Directions> Looking at the data below, count the lines that contain the string "fields". Write only the total.

Dataset excerpts

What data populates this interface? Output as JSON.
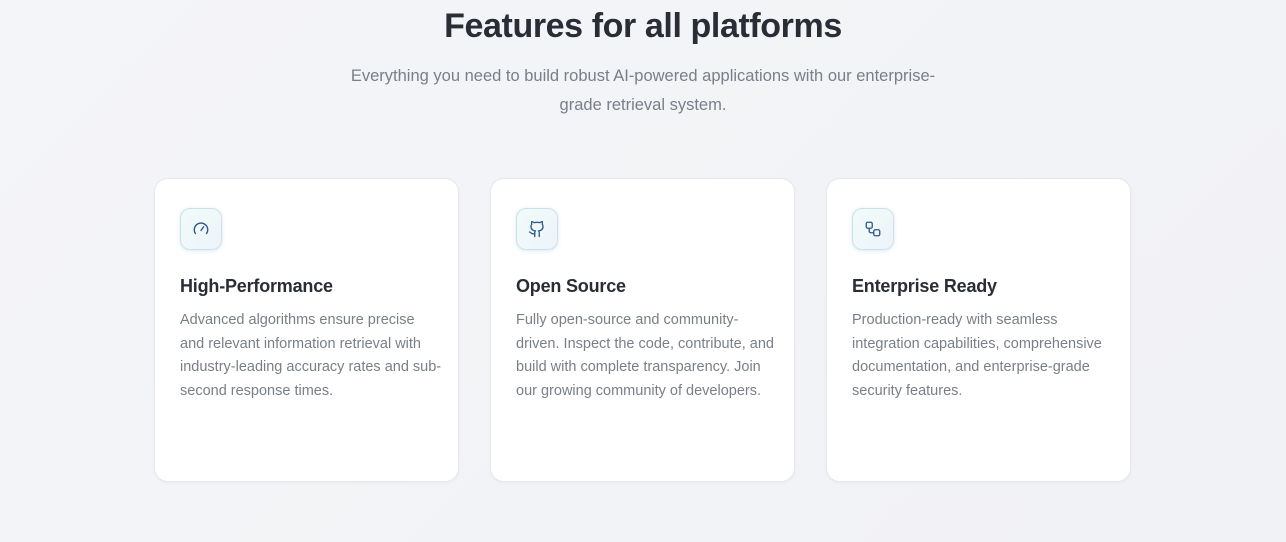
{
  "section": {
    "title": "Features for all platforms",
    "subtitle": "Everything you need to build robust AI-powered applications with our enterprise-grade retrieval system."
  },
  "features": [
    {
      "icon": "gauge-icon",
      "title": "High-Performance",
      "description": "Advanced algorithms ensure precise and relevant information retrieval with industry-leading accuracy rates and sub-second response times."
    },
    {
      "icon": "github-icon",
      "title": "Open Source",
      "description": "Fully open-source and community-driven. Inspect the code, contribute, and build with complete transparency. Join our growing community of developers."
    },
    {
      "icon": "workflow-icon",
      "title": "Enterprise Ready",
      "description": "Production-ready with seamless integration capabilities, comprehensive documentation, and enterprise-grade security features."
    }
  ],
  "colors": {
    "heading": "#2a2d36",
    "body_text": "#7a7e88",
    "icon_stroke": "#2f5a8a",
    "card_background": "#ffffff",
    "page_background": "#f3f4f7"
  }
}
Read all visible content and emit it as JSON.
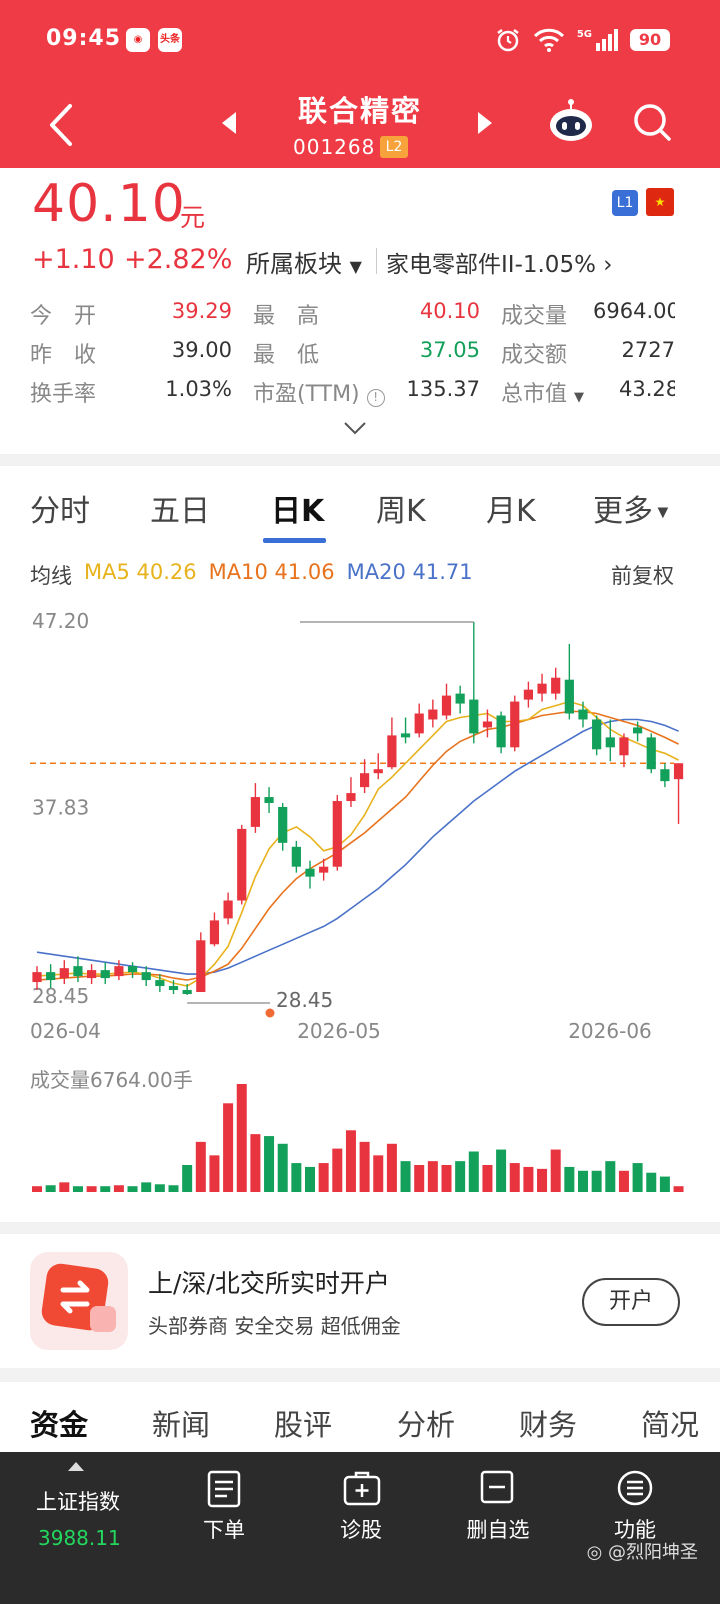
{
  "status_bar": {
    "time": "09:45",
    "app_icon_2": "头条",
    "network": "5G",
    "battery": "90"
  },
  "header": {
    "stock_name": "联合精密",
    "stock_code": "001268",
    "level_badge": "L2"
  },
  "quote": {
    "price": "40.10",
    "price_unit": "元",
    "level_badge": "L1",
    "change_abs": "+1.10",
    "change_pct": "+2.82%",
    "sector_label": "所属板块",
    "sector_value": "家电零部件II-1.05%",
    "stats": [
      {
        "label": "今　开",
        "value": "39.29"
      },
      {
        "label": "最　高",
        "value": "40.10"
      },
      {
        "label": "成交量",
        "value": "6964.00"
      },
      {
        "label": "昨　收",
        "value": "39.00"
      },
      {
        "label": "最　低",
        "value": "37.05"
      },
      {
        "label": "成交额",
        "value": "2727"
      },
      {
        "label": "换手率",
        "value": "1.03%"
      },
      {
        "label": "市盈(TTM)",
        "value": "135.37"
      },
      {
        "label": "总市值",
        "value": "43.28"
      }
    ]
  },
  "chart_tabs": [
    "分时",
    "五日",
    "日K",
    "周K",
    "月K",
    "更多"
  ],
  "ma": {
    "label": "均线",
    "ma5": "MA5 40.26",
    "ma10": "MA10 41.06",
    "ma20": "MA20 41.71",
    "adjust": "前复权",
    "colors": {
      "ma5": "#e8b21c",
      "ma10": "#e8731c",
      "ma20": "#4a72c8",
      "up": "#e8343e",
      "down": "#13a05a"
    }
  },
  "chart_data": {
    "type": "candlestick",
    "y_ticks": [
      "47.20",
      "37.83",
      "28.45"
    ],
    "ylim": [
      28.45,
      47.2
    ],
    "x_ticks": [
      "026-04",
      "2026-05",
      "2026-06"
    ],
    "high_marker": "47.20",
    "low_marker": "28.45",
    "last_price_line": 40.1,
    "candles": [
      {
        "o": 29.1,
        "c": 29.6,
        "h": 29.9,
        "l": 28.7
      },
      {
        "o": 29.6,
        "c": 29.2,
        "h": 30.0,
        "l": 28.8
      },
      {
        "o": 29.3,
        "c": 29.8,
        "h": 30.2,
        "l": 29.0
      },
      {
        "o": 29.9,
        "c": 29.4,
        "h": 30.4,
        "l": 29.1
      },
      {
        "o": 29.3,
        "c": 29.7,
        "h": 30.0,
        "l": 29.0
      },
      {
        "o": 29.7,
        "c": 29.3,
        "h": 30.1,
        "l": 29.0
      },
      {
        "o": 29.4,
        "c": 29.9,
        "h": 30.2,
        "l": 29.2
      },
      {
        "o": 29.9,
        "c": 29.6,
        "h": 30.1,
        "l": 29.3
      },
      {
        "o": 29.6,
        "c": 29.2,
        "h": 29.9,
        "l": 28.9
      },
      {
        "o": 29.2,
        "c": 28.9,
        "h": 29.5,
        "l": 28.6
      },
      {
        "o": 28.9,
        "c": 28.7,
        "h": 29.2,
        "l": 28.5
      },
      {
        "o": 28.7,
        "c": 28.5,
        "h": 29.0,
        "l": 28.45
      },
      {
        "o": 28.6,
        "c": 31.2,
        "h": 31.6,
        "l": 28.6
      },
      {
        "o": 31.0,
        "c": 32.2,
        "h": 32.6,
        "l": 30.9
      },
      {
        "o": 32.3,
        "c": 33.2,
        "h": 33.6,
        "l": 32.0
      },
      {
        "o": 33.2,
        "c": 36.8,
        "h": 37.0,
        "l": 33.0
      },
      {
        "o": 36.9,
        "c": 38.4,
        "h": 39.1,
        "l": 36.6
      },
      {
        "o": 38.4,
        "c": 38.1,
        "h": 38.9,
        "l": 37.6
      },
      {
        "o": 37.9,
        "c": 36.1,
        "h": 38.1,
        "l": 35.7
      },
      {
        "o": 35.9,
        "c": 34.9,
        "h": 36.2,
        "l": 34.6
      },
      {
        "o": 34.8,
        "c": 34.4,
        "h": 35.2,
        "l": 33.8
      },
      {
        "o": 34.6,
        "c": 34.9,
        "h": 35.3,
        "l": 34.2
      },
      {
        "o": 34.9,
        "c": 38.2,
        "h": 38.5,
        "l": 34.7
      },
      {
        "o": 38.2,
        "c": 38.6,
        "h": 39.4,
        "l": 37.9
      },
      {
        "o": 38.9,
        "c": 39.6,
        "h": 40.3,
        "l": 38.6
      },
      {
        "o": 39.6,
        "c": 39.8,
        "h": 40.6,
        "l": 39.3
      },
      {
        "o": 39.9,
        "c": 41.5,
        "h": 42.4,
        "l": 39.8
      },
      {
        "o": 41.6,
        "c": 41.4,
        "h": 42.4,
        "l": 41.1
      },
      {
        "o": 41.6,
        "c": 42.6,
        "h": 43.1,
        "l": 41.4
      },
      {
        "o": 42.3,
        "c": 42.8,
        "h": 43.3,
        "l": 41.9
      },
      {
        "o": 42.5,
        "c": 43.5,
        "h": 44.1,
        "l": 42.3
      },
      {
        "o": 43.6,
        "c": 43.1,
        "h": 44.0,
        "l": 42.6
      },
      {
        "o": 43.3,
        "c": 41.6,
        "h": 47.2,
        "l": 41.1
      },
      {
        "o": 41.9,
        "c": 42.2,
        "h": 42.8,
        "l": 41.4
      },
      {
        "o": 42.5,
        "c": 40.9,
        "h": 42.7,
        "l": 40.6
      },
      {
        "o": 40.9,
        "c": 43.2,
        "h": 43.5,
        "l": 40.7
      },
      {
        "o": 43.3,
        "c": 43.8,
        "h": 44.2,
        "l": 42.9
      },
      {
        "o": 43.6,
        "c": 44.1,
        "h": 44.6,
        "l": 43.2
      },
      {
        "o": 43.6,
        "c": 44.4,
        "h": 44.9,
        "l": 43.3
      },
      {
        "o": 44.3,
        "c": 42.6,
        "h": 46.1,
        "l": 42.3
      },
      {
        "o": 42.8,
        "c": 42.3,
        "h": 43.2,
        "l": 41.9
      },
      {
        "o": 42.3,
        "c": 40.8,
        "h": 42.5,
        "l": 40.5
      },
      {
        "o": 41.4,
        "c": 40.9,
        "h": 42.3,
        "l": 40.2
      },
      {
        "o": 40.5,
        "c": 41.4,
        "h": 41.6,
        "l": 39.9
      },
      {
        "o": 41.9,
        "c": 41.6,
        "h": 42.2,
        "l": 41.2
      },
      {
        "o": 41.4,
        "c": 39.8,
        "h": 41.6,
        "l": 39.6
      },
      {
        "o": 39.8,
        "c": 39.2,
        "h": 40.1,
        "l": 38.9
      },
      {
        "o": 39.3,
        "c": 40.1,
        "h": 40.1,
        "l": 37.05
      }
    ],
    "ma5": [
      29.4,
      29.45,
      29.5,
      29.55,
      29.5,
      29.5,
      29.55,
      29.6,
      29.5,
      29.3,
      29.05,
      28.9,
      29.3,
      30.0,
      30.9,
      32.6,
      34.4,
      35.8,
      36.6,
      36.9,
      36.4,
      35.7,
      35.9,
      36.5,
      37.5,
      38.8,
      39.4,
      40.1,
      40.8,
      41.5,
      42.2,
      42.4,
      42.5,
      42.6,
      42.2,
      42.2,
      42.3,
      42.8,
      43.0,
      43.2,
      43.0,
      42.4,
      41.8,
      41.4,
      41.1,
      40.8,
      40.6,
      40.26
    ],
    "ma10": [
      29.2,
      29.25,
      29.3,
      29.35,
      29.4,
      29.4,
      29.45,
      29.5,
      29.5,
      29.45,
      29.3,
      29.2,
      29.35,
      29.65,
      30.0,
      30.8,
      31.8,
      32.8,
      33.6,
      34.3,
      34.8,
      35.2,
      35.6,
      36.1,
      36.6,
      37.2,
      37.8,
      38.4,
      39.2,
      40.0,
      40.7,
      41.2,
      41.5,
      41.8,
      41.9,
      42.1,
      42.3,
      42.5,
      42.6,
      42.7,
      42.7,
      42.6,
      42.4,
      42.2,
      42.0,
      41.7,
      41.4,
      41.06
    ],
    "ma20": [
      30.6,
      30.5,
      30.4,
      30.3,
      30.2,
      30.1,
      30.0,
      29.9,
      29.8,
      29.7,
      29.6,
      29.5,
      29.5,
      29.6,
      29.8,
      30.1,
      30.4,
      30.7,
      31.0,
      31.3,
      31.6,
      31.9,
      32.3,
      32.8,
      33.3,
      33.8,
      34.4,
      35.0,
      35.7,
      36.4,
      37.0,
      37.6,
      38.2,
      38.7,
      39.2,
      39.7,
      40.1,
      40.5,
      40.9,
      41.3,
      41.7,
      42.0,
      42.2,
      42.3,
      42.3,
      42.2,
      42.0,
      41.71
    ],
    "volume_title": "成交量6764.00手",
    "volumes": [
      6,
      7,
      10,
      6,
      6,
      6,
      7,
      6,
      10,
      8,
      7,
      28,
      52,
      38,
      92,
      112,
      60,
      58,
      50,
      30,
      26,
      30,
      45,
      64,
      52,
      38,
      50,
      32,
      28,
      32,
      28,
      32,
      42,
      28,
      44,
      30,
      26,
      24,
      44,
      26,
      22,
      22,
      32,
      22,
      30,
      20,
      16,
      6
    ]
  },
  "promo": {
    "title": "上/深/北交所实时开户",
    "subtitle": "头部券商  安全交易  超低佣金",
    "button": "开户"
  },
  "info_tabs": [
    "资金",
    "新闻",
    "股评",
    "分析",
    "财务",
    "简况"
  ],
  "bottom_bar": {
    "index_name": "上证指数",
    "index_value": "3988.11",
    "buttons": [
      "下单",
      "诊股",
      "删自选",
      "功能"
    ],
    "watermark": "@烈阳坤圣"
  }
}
* * *
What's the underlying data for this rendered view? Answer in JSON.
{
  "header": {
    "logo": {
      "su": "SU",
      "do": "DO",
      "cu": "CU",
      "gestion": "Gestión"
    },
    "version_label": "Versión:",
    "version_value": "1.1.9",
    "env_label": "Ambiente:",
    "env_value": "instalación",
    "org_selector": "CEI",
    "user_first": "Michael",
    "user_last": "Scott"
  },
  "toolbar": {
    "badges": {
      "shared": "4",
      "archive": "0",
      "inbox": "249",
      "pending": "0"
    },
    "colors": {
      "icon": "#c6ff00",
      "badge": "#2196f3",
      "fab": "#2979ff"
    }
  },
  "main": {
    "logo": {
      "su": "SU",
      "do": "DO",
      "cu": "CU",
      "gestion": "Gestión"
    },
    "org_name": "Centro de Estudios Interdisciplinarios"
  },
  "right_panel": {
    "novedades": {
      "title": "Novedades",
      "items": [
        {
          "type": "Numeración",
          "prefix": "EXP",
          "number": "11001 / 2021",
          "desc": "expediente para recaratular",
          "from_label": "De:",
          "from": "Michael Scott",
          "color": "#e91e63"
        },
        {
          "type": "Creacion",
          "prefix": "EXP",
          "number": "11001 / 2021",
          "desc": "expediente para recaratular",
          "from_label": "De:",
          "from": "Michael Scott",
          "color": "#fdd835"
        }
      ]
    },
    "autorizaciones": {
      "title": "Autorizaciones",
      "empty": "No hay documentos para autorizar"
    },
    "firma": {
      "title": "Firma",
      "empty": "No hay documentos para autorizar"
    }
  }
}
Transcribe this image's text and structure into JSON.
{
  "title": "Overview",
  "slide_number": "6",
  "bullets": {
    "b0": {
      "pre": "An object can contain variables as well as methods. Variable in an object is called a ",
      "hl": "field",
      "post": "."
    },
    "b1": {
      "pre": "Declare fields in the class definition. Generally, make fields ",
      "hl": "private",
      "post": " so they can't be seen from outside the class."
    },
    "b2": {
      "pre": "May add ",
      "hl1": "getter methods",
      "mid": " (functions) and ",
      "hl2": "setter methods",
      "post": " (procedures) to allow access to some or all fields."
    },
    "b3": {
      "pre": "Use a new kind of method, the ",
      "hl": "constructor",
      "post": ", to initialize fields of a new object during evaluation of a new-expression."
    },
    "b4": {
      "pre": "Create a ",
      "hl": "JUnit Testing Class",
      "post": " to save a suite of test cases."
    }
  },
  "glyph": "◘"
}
==
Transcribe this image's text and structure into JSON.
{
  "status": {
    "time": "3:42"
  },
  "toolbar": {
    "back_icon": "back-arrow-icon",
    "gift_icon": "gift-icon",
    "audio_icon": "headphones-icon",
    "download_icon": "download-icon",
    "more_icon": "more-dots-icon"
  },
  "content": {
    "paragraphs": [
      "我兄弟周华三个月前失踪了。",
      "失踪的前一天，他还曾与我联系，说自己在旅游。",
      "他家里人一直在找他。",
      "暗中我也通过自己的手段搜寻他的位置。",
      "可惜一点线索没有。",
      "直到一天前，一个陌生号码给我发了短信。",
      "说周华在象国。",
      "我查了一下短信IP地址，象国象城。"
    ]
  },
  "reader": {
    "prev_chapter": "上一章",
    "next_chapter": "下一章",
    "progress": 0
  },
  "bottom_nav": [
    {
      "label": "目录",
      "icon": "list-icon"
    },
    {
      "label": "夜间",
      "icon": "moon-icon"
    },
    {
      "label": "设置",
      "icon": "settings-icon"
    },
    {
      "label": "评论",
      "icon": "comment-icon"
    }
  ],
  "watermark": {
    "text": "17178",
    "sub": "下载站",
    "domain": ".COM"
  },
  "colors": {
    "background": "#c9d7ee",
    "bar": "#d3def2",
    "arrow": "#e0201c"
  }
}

Expected answer> 3